_REQUIREMENT_:
Report only the number of lines that hold the word "Minutes".

_LISTED RECORDS_:

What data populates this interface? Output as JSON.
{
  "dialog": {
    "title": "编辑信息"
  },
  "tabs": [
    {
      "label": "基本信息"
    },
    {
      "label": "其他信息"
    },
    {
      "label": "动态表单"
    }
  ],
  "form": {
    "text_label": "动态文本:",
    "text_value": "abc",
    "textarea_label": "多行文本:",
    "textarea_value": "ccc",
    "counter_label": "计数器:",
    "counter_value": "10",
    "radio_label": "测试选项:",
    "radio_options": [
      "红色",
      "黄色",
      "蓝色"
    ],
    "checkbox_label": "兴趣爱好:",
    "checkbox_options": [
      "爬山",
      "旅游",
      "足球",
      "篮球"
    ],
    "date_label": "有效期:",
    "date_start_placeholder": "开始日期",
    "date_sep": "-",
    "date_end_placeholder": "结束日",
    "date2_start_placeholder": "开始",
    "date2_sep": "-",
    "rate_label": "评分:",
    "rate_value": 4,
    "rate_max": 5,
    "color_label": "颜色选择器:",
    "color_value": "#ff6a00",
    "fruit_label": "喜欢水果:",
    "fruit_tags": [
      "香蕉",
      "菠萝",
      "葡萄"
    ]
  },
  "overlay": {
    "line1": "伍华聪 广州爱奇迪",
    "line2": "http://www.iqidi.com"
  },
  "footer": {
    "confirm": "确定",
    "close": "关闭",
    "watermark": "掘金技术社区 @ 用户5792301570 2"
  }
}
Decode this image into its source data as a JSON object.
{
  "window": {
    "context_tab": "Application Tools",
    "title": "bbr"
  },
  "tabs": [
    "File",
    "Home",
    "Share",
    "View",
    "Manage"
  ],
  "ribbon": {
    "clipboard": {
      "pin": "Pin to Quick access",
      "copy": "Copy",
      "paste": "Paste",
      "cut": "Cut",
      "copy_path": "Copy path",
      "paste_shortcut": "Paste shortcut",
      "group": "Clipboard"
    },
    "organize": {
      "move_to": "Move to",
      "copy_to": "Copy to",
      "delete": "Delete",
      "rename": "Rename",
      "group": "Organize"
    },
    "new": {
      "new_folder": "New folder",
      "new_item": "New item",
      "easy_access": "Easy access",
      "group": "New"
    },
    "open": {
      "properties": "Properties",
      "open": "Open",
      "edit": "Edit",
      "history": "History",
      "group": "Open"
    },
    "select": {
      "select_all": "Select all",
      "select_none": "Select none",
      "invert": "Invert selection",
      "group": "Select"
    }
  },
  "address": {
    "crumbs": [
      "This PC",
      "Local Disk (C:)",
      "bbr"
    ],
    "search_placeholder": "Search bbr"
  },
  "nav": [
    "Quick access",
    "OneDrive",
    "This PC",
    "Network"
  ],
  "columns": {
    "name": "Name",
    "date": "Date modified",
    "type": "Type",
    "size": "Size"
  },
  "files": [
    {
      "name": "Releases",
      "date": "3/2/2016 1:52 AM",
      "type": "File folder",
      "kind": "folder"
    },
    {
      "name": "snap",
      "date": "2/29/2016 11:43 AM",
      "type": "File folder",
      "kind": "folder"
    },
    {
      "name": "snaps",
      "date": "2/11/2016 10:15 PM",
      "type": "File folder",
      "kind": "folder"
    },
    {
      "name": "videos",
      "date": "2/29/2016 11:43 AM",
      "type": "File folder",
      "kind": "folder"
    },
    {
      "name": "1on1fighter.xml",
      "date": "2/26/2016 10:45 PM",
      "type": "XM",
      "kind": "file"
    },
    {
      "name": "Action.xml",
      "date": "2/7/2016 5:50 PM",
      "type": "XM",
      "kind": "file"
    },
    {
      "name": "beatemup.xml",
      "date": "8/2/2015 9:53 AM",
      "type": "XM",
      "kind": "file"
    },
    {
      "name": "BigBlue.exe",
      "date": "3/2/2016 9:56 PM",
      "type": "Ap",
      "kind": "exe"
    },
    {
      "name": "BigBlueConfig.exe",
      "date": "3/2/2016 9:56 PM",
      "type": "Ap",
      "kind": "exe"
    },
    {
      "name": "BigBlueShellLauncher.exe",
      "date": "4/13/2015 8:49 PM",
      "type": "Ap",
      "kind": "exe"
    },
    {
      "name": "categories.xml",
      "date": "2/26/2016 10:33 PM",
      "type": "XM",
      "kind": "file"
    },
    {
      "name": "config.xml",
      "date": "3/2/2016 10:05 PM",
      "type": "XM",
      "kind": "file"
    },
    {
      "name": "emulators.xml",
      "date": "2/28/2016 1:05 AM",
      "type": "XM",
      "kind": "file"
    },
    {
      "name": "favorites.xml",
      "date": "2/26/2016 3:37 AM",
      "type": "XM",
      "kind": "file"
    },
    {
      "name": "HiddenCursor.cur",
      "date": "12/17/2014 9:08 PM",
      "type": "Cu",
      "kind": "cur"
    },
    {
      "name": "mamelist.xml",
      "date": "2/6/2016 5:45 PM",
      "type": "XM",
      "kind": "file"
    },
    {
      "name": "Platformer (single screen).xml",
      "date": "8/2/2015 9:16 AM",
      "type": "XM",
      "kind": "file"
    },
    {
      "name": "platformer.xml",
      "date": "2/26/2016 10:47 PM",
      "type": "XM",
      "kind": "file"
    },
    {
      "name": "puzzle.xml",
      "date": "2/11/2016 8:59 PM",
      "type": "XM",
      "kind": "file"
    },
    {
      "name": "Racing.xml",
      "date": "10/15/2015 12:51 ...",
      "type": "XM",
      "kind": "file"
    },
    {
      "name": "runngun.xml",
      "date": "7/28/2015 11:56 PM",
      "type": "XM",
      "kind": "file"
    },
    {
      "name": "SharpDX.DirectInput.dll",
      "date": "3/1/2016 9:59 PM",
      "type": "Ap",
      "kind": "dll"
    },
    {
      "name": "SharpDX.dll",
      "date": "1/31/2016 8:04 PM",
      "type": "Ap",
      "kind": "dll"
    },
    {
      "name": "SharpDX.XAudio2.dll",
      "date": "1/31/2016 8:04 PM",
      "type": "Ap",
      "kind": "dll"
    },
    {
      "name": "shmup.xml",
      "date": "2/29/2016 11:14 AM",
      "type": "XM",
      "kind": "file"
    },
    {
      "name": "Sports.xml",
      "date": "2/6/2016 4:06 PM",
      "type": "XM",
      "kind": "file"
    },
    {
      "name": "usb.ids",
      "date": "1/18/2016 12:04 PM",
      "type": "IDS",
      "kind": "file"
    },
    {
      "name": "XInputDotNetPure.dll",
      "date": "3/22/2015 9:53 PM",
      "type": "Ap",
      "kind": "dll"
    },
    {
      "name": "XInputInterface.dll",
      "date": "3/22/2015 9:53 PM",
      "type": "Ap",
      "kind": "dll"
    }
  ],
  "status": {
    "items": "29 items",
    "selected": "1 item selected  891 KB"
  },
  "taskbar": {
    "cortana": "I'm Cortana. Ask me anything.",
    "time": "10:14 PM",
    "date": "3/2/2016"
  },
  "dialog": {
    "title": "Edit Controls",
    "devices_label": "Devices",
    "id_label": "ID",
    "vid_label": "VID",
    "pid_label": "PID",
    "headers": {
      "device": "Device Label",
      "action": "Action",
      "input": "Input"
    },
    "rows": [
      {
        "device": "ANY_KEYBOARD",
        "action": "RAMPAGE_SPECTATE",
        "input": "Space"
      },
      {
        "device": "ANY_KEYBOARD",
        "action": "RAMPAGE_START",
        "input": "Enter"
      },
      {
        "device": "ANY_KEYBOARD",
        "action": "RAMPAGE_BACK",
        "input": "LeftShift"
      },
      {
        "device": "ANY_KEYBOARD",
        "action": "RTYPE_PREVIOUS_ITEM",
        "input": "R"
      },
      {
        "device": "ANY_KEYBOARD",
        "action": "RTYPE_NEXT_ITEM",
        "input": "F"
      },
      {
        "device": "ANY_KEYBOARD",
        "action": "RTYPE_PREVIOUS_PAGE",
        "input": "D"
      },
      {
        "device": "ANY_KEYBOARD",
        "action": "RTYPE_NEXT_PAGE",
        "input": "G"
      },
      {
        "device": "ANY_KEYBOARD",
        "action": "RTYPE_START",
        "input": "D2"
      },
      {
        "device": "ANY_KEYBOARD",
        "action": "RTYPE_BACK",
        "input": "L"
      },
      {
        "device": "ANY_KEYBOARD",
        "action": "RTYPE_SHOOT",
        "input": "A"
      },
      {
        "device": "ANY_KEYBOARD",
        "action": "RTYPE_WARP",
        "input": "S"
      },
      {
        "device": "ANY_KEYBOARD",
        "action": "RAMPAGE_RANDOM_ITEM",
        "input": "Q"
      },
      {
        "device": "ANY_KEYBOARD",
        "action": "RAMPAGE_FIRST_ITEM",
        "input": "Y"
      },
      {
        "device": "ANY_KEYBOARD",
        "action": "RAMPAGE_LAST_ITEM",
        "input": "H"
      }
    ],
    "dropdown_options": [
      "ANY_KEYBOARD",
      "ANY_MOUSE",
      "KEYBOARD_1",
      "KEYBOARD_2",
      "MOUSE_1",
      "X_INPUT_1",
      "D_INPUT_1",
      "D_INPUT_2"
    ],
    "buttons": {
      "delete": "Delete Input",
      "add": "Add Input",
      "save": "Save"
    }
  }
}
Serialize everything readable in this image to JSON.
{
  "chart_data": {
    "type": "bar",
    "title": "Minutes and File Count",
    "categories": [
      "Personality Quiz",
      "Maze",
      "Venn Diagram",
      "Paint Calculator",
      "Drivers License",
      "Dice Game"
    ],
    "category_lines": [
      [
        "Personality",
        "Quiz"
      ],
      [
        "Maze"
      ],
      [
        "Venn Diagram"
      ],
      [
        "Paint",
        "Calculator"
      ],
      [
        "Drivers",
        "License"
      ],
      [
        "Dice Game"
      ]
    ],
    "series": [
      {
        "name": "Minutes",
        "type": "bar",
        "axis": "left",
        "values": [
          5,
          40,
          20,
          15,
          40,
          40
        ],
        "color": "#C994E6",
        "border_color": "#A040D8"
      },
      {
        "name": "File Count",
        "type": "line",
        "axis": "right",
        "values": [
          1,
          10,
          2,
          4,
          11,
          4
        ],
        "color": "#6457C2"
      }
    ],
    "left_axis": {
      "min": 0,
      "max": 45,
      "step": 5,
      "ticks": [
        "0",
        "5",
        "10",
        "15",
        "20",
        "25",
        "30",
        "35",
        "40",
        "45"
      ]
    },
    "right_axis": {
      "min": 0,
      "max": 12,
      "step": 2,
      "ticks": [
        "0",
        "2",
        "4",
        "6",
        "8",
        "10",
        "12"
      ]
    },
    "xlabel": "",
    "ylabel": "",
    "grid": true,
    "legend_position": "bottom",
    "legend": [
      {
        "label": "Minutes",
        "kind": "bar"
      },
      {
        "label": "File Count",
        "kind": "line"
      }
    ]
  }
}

_TASK ANSWER_:
3